**Set problem**
Each line that holds the word "最近写一本小说" is to be identified and copied.

====

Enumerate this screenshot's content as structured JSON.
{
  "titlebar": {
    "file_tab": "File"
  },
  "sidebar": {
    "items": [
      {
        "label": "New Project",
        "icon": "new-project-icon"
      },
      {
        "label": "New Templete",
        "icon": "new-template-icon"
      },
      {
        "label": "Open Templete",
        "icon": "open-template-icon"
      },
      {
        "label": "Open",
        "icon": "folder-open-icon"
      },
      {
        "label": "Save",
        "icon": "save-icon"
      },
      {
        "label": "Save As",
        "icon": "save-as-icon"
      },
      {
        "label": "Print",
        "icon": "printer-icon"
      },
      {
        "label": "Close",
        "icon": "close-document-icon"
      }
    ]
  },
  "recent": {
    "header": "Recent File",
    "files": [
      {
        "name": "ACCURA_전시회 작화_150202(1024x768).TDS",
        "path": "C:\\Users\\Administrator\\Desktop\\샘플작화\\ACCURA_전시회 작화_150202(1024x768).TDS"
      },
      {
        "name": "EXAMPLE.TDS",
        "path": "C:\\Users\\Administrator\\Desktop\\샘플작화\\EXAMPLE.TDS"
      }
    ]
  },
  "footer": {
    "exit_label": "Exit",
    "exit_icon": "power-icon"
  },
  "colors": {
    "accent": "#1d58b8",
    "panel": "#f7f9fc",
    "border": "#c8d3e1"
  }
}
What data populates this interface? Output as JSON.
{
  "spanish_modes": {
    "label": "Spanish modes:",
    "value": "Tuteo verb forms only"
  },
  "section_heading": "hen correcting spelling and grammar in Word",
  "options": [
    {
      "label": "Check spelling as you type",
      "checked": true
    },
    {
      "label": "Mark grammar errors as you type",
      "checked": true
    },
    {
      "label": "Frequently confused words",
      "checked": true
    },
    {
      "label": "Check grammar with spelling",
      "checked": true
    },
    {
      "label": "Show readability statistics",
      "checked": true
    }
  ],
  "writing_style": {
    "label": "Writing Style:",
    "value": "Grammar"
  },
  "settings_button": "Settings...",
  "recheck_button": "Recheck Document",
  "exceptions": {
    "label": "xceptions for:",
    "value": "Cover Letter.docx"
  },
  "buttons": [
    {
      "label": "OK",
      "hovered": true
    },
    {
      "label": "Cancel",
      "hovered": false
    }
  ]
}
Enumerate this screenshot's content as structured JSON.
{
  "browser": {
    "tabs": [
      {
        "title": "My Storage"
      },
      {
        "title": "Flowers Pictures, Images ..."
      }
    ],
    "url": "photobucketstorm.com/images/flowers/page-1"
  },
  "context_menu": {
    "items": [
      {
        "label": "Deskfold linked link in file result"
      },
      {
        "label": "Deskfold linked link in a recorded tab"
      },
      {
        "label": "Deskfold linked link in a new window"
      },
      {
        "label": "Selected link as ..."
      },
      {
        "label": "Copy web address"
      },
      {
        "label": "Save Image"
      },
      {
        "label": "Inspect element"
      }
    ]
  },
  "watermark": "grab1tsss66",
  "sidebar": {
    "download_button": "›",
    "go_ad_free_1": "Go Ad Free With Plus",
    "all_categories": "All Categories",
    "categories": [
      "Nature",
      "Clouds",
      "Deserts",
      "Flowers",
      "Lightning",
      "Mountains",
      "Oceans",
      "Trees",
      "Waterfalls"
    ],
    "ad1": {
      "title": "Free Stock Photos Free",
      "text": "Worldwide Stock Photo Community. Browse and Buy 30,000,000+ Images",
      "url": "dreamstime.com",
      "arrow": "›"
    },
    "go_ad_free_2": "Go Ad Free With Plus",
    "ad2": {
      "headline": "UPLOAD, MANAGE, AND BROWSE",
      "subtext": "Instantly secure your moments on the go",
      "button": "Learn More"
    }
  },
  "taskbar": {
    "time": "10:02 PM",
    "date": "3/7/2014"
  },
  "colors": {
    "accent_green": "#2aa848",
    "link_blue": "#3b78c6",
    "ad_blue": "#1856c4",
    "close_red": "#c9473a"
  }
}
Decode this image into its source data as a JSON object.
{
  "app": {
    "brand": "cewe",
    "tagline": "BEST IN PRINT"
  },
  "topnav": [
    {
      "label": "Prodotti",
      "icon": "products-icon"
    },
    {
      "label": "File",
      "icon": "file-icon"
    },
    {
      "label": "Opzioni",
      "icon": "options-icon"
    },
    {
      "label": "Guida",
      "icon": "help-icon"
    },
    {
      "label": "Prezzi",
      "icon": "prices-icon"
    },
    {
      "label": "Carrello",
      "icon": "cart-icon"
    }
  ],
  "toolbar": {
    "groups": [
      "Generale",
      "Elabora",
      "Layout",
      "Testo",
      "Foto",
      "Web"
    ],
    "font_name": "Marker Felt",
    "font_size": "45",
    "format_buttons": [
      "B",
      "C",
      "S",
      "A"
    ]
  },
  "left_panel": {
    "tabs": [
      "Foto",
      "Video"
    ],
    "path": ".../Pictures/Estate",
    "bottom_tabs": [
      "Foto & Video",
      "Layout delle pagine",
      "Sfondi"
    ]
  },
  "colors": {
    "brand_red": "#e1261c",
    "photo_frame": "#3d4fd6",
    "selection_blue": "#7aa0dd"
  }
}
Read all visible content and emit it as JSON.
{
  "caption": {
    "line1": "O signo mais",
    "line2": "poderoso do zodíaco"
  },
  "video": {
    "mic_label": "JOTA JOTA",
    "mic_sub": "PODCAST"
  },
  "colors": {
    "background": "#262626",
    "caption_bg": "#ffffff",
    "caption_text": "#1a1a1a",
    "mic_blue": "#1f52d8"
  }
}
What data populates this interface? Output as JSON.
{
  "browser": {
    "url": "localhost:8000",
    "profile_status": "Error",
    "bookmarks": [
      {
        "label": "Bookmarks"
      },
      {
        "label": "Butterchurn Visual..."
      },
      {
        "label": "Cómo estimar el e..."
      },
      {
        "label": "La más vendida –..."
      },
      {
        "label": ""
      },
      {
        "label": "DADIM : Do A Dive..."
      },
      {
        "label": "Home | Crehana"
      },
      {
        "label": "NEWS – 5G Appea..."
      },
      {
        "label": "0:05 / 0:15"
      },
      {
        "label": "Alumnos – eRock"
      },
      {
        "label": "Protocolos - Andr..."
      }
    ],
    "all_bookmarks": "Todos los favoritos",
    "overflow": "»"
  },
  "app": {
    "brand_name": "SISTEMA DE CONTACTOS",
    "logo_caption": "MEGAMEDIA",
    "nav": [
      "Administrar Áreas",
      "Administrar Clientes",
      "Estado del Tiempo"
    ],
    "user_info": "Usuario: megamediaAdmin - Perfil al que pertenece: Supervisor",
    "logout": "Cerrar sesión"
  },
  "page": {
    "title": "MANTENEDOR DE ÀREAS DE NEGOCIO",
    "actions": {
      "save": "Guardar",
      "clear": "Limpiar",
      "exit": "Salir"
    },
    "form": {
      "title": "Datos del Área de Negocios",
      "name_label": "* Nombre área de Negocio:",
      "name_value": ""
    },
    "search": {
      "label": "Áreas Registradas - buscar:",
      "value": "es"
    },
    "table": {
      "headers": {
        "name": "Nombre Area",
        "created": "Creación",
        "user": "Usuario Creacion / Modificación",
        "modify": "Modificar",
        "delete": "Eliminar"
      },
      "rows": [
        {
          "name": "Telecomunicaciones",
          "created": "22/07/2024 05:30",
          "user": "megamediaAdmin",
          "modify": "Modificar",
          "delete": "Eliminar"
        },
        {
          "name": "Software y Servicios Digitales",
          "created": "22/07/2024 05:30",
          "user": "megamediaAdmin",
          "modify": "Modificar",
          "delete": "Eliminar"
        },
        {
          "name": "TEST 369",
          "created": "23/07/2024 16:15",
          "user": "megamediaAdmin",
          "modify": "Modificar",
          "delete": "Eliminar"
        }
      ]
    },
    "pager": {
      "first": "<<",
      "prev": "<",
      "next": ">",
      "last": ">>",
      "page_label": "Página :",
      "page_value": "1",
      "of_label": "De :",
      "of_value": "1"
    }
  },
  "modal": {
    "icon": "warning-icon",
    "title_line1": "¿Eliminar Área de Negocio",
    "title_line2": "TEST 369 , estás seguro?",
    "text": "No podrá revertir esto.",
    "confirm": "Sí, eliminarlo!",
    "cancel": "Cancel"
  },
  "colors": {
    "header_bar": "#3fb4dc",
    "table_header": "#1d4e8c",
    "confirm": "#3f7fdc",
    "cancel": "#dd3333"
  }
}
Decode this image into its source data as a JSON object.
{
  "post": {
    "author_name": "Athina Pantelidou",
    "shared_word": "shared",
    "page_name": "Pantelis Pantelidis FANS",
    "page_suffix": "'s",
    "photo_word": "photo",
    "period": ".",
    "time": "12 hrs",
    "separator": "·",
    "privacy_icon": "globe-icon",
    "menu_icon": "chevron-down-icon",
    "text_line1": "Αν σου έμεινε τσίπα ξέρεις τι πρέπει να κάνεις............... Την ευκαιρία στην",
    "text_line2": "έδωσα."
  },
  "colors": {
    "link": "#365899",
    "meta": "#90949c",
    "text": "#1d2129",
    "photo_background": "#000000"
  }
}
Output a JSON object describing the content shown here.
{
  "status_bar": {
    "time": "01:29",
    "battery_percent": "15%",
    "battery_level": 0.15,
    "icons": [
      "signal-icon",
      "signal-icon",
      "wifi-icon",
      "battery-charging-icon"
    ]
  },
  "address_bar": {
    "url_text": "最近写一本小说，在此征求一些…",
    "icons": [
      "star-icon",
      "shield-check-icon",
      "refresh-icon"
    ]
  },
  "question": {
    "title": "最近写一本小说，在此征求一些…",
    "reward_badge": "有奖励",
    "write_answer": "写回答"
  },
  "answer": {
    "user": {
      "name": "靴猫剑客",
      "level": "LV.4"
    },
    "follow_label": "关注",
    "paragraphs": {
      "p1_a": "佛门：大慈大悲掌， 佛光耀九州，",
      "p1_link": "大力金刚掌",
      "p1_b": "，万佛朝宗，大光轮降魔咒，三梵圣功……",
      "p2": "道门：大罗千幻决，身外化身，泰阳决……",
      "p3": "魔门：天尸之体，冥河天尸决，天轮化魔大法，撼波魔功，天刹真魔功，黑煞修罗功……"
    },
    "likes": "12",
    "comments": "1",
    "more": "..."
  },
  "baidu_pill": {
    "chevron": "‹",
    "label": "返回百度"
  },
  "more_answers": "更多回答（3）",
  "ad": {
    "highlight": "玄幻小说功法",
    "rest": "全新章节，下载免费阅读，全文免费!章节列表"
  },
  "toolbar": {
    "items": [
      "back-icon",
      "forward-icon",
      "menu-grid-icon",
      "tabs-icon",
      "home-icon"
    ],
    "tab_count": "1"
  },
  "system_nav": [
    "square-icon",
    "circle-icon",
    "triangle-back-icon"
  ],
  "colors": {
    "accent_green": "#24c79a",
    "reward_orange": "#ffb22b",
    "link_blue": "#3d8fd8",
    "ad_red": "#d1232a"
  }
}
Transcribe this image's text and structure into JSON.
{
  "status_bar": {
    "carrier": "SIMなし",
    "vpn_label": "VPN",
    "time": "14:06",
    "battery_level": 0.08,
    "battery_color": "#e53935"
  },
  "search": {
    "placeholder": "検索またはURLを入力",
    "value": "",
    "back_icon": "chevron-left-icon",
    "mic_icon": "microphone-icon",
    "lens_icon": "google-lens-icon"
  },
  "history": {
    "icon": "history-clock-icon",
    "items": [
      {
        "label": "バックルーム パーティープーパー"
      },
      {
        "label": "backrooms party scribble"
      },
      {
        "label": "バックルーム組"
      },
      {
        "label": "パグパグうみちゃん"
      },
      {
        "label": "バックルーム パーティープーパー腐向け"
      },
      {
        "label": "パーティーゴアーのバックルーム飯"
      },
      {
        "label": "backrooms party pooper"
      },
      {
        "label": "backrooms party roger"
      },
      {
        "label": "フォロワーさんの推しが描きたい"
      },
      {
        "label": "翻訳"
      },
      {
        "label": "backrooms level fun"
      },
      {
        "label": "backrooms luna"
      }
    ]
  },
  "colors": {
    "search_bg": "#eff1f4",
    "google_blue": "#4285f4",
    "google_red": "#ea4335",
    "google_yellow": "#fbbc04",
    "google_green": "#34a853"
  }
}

====

**Exercise solution**
    "url_text": "最近写一本小说，在此征求一些…",
    "title": "最近写一本小说，在此征求一些…",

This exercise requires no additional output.